### GIVEN REQUEST:
Each entry must appear again exactly as it does in the source.

— start DATASET CONTENT —

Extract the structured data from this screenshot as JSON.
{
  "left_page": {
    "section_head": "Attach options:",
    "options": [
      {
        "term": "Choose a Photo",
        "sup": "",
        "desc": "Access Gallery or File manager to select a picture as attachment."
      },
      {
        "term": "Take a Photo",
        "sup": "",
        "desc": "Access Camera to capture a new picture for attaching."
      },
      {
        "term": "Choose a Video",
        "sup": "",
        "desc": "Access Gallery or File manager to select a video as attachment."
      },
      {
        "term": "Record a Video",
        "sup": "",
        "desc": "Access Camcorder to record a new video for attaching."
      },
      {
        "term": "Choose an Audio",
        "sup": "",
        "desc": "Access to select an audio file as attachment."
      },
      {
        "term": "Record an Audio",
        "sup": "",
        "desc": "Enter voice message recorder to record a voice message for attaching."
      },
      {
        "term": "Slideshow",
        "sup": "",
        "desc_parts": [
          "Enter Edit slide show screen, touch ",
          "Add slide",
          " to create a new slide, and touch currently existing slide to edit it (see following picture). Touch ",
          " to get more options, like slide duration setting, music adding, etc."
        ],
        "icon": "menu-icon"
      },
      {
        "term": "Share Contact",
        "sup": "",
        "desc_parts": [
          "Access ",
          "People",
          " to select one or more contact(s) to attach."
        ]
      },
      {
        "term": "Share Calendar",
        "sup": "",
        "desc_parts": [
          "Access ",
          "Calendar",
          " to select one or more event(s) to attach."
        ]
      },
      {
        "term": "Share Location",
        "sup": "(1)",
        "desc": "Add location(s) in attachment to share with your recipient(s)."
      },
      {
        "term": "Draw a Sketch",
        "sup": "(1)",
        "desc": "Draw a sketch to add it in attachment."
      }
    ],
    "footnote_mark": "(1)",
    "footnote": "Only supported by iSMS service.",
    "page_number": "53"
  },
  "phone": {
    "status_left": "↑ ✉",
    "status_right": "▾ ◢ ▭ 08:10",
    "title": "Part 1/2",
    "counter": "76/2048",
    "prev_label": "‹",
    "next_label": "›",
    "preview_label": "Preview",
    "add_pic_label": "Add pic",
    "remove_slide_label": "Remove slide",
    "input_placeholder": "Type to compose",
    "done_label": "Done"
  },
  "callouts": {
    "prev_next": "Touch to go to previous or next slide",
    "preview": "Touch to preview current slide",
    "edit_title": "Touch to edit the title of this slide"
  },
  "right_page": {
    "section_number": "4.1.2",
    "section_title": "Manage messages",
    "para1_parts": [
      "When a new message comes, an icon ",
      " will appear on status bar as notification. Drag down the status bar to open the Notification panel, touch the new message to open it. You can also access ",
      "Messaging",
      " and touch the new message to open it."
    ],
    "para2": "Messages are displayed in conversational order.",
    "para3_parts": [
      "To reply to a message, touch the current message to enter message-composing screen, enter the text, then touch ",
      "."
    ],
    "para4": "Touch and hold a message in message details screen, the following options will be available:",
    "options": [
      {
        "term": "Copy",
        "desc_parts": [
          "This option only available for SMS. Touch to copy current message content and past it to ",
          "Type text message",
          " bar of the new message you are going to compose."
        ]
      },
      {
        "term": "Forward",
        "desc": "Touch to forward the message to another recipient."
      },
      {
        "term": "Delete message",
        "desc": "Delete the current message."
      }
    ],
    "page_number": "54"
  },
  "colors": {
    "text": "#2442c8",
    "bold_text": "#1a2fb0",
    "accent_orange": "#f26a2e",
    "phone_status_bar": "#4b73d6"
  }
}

— end DATASET CONTENT —

### ANSWER TO THE EXERCISE:
Extract the structured data from this screenshot as JSON.
{
  "left_page": {
    "section_head": "Attach options:",
    "options": [
      {
        "term": "Choose a Photo",
        "sup": "",
        "desc": "Access Gallery or File manager to select a picture as attachment."
      },
      {
        "term": "Take a Photo",
        "sup": "",
        "desc": "Access Camera to capture a new picture for attaching."
      },
      {
        "term": "Choose a Video",
        "sup": "",
        "desc": "Access Gallery or File manager to select a video as attachment."
      },
      {
        "term": "Record a Video",
        "sup": "",
        "desc": "Access Camcorder to record a new video for attaching."
      },
      {
        "term": "Choose an Audio",
        "sup": "",
        "desc": "Access to select an audio file as attachment."
      },
      {
        "term": "Record an Audio",
        "sup": "",
        "desc": "Enter voice message recorder to record a voice message for attaching."
      },
      {
        "term": "Slideshow",
        "sup": "",
        "desc_parts": [
          "Enter Edit slide show screen, touch ",
          "Add slide",
          " to create a new slide, and touch currently existing slide to edit it (see following picture). Touch ",
          " to get more options, like slide duration setting, music adding, etc."
        ],
        "icon": "menu-icon"
      },
      {
        "term": "Share Contact",
        "sup": "",
        "desc_parts": [
          "Access ",
          "People",
          " to select one or more contact(s) to attach."
        ]
      },
      {
        "term": "Share Calendar",
        "sup": "",
        "desc_parts": [
          "Access ",
          "Calendar",
          " to select one or more event(s) to attach."
        ]
      },
      {
        "term": "Share Location",
        "sup": "(1)",
        "desc": "Add location(s) in attachment to share with your recipient(s)."
      },
      {
        "term": "Draw a Sketch",
        "sup": "(1)",
        "desc": "Draw a sketch to add it in attachment."
      }
    ],
    "footnote_mark": "(1)",
    "footnote": "Only supported by iSMS service.",
    "page_number": "53"
  },
  "phone": {
    "status_left": "↑ ✉",
    "status_right": "▾ ◢ ▭ 08:10",
    "title": "Part 1/2",
    "counter": "76/2048",
    "prev_label": "‹",
    "next_label": "›",
    "preview_label": "Preview",
    "add_pic_label": "Add pic",
    "remove_slide_label": "Remove slide",
    "input_placeholder": "Type to compose",
    "done_label": "Done"
  },
  "callouts": {
    "prev_next": "Touch to go to previous or next slide",
    "preview": "Touch to preview current slide",
    "edit_title": "Touch to edit the title of this slide"
  },
  "right_page": {
    "section_number": "4.1.2",
    "section_title": "Manage messages",
    "para1_parts": [
      "When a new message comes, an icon ",
      " will appear on status bar as notification. Drag down the status bar to open the Notification panel, touch the new message to open it. You can also access ",
      "Messaging",
      " and touch the new message to open it."
    ],
    "para2": "Messages are displayed in conversational order.",
    "para3_parts": [
      "To reply to a message, touch the current message to enter message-composing screen, enter the text, then touch ",
      "."
    ],
    "para4": "Touch and hold a message in message details screen, the following options will be available:",
    "options": [
      {
        "term": "Copy",
        "desc_parts": [
          "This option only available for SMS. Touch to copy current message content and past it to ",
          "Type text message",
          " bar of the new message you are going to compose."
        ]
      },
      {
        "term": "Forward",
        "desc": "Touch to forward the message to another recipient."
      },
      {
        "term": "Delete message",
        "desc": "Delete the current message."
      }
    ],
    "page_number": "54"
  },
  "colors": {
    "text": "#2442c8",
    "bold_text": "#1a2fb0",
    "accent_orange": "#f26a2e",
    "phone_status_bar": "#4b73d6"
  }
}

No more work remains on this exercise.